### Written exercise
Give a verbatim quotation of every record.

(begin)

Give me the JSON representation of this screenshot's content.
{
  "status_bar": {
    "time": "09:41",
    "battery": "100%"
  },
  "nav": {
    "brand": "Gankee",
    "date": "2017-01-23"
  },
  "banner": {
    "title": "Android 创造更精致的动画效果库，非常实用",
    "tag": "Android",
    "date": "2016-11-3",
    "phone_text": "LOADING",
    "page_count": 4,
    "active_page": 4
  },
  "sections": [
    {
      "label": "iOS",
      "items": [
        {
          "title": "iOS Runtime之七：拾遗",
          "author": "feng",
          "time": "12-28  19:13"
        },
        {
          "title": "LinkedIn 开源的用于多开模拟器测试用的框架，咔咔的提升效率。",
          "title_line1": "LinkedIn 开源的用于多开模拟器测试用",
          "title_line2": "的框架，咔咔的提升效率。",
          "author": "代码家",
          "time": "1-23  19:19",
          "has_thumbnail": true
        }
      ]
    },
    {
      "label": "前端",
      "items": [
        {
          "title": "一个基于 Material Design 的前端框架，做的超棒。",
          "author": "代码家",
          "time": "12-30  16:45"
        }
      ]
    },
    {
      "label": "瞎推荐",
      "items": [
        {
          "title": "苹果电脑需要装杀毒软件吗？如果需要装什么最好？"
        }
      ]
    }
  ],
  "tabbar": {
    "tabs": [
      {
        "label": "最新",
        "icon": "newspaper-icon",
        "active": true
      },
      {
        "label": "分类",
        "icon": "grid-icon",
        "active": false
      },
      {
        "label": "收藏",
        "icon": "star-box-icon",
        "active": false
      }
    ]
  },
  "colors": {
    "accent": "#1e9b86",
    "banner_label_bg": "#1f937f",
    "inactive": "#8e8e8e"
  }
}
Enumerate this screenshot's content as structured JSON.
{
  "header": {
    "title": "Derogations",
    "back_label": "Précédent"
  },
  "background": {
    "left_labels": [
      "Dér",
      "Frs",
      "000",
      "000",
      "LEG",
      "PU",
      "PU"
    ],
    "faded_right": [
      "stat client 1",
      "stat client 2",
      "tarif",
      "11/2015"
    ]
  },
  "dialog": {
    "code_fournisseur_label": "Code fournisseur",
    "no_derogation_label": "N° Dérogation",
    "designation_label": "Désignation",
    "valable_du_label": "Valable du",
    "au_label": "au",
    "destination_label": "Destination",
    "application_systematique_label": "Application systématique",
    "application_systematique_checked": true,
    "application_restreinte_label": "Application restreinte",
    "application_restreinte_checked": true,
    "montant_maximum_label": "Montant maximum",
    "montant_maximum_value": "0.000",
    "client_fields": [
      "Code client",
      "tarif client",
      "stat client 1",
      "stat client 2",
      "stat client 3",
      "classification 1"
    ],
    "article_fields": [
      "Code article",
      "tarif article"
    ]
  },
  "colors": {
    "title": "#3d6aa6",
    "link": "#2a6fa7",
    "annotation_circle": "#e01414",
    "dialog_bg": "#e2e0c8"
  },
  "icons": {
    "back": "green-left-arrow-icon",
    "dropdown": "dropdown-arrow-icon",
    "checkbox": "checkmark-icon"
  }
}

(end)

### Result for this task
Give me the JSON representation of this screenshot's content.
{
  "status_bar": {
    "time": "09:41",
    "battery": "100%"
  },
  "nav": {
    "brand": "Gankee",
    "date": "2017-01-23"
  },
  "banner": {
    "title": "Android 创造更精致的动画效果库，非常实用",
    "tag": "Android",
    "date": "2016-11-3",
    "phone_text": "LOADING",
    "page_count": 4,
    "active_page": 4
  },
  "sections": [
    {
      "label": "iOS",
      "items": [
        {
          "title": "iOS Runtime之七：拾遗",
          "author": "feng",
          "time": "12-28  19:13"
        },
        {
          "title": "LinkedIn 开源的用于多开模拟器测试用的框架，咔咔的提升效率。",
          "title_line1": "LinkedIn 开源的用于多开模拟器测试用",
          "title_line2": "的框架，咔咔的提升效率。",
          "author": "代码家",
          "time": "1-23  19:19",
          "has_thumbnail": true
        }
      ]
    },
    {
      "label": "前端",
      "items": [
        {
          "title": "一个基于 Material Design 的前端框架，做的超棒。",
          "author": "代码家",
          "time": "12-30  16:45"
        }
      ]
    },
    {
      "label": "瞎推荐",
      "items": [
        {
          "title": "苹果电脑需要装杀毒软件吗？如果需要装什么最好？"
        }
      ]
    }
  ],
  "tabbar": {
    "tabs": [
      {
        "label": "最新",
        "icon": "newspaper-icon",
        "active": true
      },
      {
        "label": "分类",
        "icon": "grid-icon",
        "active": false
      },
      {
        "label": "收藏",
        "icon": "star-box-icon",
        "active": false
      }
    ]
  },
  "colors": {
    "accent": "#1e9b86",
    "banner_label_bg": "#1f937f",
    "inactive": "#8e8e8e"
  }
}
Enumerate this screenshot's content as structured JSON.
{
  "header": {
    "title": "Derogations",
    "back_label": "Précédent"
  },
  "background": {
    "left_labels": [
      "Dér",
      "Frs",
      "000",
      "000",
      "LEG",
      "PU",
      "PU"
    ],
    "faded_right": [
      "stat client 1",
      "stat client 2",
      "tarif",
      "11/2015"
    ]
  },
  "dialog": {
    "code_fournisseur_label": "Code fournisseur",
    "no_derogation_label": "N° Dérogation",
    "designation_label": "Désignation",
    "valable_du_label": "Valable du",
    "au_label": "au",
    "destination_label": "Destination",
    "application_systematique_label": "Application systématique",
    "application_systematique_checked": true,
    "application_restreinte_label": "Application restreinte",
    "application_restreinte_checked": true,
    "montant_maximum_label": "Montant maximum",
    "montant_maximum_value": "0.000",
    "client_fields": [
      "Code client",
      "tarif client",
      "stat client 1",
      "stat client 2",
      "stat client 3",
      "classification 1"
    ],
    "article_fields": [
      "Code article",
      "tarif article"
    ]
  },
  "colors": {
    "title": "#3d6aa6",
    "link": "#2a6fa7",
    "annotation_circle": "#e01414",
    "dialog_bg": "#e2e0c8"
  },
  "icons": {
    "back": "green-left-arrow-icon",
    "dropdown": "dropdown-arrow-icon",
    "checkbox": "checkmark-icon"
  }
}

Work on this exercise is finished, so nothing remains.